> EXERCISE DESCRIPTION
Reproduce all records exactly.

> RECORDS TO USE

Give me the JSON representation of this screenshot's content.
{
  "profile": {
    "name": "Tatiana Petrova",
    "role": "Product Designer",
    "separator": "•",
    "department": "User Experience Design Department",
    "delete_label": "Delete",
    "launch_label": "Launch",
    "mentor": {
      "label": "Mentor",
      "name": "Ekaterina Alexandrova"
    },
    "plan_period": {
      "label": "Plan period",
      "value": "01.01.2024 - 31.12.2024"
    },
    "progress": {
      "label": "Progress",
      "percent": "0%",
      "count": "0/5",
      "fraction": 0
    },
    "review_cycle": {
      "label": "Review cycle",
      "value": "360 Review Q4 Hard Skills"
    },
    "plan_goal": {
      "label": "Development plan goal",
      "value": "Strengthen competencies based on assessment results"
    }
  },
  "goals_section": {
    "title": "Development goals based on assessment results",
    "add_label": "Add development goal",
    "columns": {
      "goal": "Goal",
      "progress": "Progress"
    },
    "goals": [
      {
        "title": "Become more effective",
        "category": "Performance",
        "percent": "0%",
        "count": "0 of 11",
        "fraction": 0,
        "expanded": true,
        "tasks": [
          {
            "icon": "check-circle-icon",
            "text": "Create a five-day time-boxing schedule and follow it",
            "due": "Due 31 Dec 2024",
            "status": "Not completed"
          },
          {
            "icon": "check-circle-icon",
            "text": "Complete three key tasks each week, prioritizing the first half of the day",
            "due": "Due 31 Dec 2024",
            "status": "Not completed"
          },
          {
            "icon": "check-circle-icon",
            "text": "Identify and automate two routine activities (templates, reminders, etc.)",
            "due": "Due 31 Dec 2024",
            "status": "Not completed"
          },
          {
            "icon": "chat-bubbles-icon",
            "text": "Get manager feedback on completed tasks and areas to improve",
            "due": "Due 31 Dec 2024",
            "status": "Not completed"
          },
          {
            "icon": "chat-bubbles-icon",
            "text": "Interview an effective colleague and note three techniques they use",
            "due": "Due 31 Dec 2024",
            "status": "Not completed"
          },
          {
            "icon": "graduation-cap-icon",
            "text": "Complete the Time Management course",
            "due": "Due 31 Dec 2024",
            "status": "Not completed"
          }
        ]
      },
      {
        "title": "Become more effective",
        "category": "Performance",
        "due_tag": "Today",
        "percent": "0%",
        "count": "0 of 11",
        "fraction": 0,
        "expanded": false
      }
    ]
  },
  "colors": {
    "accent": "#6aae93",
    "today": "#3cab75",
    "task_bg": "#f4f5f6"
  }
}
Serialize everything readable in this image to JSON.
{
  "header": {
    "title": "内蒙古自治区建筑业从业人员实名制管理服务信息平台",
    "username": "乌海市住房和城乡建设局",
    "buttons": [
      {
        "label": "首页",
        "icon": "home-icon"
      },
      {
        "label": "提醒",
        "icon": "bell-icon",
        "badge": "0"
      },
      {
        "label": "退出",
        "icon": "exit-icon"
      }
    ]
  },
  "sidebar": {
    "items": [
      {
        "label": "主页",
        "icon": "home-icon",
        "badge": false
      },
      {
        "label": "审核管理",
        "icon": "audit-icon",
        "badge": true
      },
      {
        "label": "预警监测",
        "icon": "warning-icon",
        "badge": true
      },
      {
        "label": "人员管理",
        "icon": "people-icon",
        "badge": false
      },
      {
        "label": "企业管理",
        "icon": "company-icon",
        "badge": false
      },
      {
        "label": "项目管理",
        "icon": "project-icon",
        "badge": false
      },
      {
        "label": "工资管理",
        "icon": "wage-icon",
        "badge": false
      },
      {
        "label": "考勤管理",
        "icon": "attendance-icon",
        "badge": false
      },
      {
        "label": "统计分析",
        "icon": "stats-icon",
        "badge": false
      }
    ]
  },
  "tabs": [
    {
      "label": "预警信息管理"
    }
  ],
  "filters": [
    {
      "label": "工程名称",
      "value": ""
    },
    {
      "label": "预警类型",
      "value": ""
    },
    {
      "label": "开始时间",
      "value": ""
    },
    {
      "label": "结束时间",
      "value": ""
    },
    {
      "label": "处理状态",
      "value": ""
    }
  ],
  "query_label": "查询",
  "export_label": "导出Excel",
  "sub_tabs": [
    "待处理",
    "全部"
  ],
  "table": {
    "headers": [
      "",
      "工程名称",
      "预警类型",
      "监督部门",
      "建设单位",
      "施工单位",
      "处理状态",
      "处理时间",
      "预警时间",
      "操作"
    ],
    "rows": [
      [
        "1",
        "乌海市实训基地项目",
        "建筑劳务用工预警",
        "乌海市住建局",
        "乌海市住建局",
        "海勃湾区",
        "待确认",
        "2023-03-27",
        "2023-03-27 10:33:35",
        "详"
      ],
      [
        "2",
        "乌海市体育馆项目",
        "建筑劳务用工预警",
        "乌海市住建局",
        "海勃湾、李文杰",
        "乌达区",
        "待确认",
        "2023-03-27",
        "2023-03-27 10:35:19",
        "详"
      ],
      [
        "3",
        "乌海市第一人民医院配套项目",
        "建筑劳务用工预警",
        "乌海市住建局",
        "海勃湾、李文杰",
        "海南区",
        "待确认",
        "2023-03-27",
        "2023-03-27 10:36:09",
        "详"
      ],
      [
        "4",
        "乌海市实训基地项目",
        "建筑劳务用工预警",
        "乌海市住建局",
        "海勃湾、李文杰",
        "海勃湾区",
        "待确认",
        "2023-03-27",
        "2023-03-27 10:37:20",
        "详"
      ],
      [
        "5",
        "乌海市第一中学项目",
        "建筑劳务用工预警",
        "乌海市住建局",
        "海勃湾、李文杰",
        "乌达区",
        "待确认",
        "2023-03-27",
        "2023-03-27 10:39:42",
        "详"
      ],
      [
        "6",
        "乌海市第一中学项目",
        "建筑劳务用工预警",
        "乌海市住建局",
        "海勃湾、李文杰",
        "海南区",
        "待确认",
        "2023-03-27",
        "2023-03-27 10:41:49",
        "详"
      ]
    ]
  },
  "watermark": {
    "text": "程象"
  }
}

> ANSWER BELOW
Give me the JSON representation of this screenshot's content.
{
  "profile": {
    "name": "Tatiana Petrova",
    "role": "Product Designer",
    "separator": "•",
    "department": "User Experience Design Department",
    "delete_label": "Delete",
    "launch_label": "Launch",
    "mentor": {
      "label": "Mentor",
      "name": "Ekaterina Alexandrova"
    },
    "plan_period": {
      "label": "Plan period",
      "value": "01.01.2024 - 31.12.2024"
    },
    "progress": {
      "label": "Progress",
      "percent": "0%",
      "count": "0/5",
      "fraction": 0
    },
    "review_cycle": {
      "label": "Review cycle",
      "value": "360 Review Q4 Hard Skills"
    },
    "plan_goal": {
      "label": "Development plan goal",
      "value": "Strengthen competencies based on assessment results"
    }
  },
  "goals_section": {
    "title": "Development goals based on assessment results",
    "add_label": "Add development goal",
    "columns": {
      "goal": "Goal",
      "progress": "Progress"
    },
    "goals": [
      {
        "title": "Become more effective",
        "category": "Performance",
        "percent": "0%",
        "count": "0 of 11",
        "fraction": 0,
        "expanded": true,
        "tasks": [
          {
            "icon": "check-circle-icon",
            "text": "Create a five-day time-boxing schedule and follow it",
            "due": "Due 31 Dec 2024",
            "status": "Not completed"
          },
          {
            "icon": "check-circle-icon",
            "text": "Complete three key tasks each week, prioritizing the first half of the day",
            "due": "Due 31 Dec 2024",
            "status": "Not completed"
          },
          {
            "icon": "check-circle-icon",
            "text": "Identify and automate two routine activities (templates, reminders, etc.)",
            "due": "Due 31 Dec 2024",
            "status": "Not completed"
          },
          {
            "icon": "chat-bubbles-icon",
            "text": "Get manager feedback on completed tasks and areas to improve",
            "due": "Due 31 Dec 2024",
            "status": "Not completed"
          },
          {
            "icon": "chat-bubbles-icon",
            "text": "Interview an effective colleague and note three techniques they use",
            "due": "Due 31 Dec 2024",
            "status": "Not completed"
          },
          {
            "icon": "graduation-cap-icon",
            "text": "Complete the Time Management course",
            "due": "Due 31 Dec 2024",
            "status": "Not completed"
          }
        ]
      },
      {
        "title": "Become more effective",
        "category": "Performance",
        "due_tag": "Today",
        "percent": "0%",
        "count": "0 of 11",
        "fraction": 0,
        "expanded": false
      }
    ]
  },
  "colors": {
    "accent": "#6aae93",
    "today": "#3cab75",
    "task_bg": "#f4f5f6"
  }
}
Serialize everything readable in this image to JSON.
{
  "header": {
    "title": "内蒙古自治区建筑业从业人员实名制管理服务信息平台",
    "username": "乌海市住房和城乡建设局",
    "buttons": [
      {
        "label": "首页",
        "icon": "home-icon"
      },
      {
        "label": "提醒",
        "icon": "bell-icon",
        "badge": "0"
      },
      {
        "label": "退出",
        "icon": "exit-icon"
      }
    ]
  },
  "sidebar": {
    "items": [
      {
        "label": "主页",
        "icon": "home-icon",
        "badge": false
      },
      {
        "label": "审核管理",
        "icon": "audit-icon",
        "badge": true
      },
      {
        "label": "预警监测",
        "icon": "warning-icon",
        "badge": true
      },
      {
        "label": "人员管理",
        "icon": "people-icon",
        "badge": false
      },
      {
        "label": "企业管理",
        "icon": "company-icon",
        "badge": false
      },
      {
        "label": "项目管理",
        "icon": "project-icon",
        "badge": false
      },
      {
        "label": "工资管理",
        "icon": "wage-icon",
        "badge": false
      },
      {
        "label": "考勤管理",
        "icon": "attendance-icon",
        "badge": false
      },
      {
        "label": "统计分析",
        "icon": "stats-icon",
        "badge": false
      }
    ]
  },
  "tabs": [
    {
      "label": "预警信息管理"
    }
  ],
  "filters": [
    {
      "label": "工程名称",
      "value": ""
    },
    {
      "label": "预警类型",
      "value": ""
    },
    {
      "label": "开始时间",
      "value": ""
    },
    {
      "label": "结束时间",
      "value": ""
    },
    {
      "label": "处理状态",
      "value": ""
    }
  ],
  "query_label": "查询",
  "export_label": "导出Excel",
  "sub_tabs": [
    "待处理",
    "全部"
  ],
  "table": {
    "headers": [
      "",
      "工程名称",
      "预警类型",
      "监督部门",
      "建设单位",
      "施工单位",
      "处理状态",
      "处理时间",
      "预警时间",
      "操作"
    ],
    "rows": [
      [
        "1",
        "乌海市实训基地项目",
        "建筑劳务用工预警",
        "乌海市住建局",
        "乌海市住建局",
        "海勃湾区",
        "待确认",
        "2023-03-27",
        "2023-03-27 10:33:35",
        "详"
      ],
      [
        "2",
        "乌海市体育馆项目",
        "建筑劳务用工预警",
        "乌海市住建局",
        "海勃湾、李文杰",
        "乌达区",
        "待确认",
        "2023-03-27",
        "2023-03-27 10:35:19",
        "详"
      ],
      [
        "3",
        "乌海市第一人民医院配套项目",
        "建筑劳务用工预警",
        "乌海市住建局",
        "海勃湾、李文杰",
        "海南区",
        "待确认",
        "2023-03-27",
        "2023-03-27 10:36:09",
        "详"
      ],
      [
        "4",
        "乌海市实训基地项目",
        "建筑劳务用工预警",
        "乌海市住建局",
        "海勃湾、李文杰",
        "海勃湾区",
        "待确认",
        "2023-03-27",
        "2023-03-27 10:37:20",
        "详"
      ],
      [
        "5",
        "乌海市第一中学项目",
        "建筑劳务用工预警",
        "乌海市住建局",
        "海勃湾、李文杰",
        "乌达区",
        "待确认",
        "2023-03-27",
        "2023-03-27 10:39:42",
        "详"
      ],
      [
        "6",
        "乌海市第一中学项目",
        "建筑劳务用工预警",
        "乌海市住建局",
        "海勃湾、李文杰",
        "海南区",
        "待确认",
        "2023-03-27",
        "2023-03-27 10:41:49",
        "详"
      ]
    ]
  },
  "watermark": {
    "text": "程象"
  }
}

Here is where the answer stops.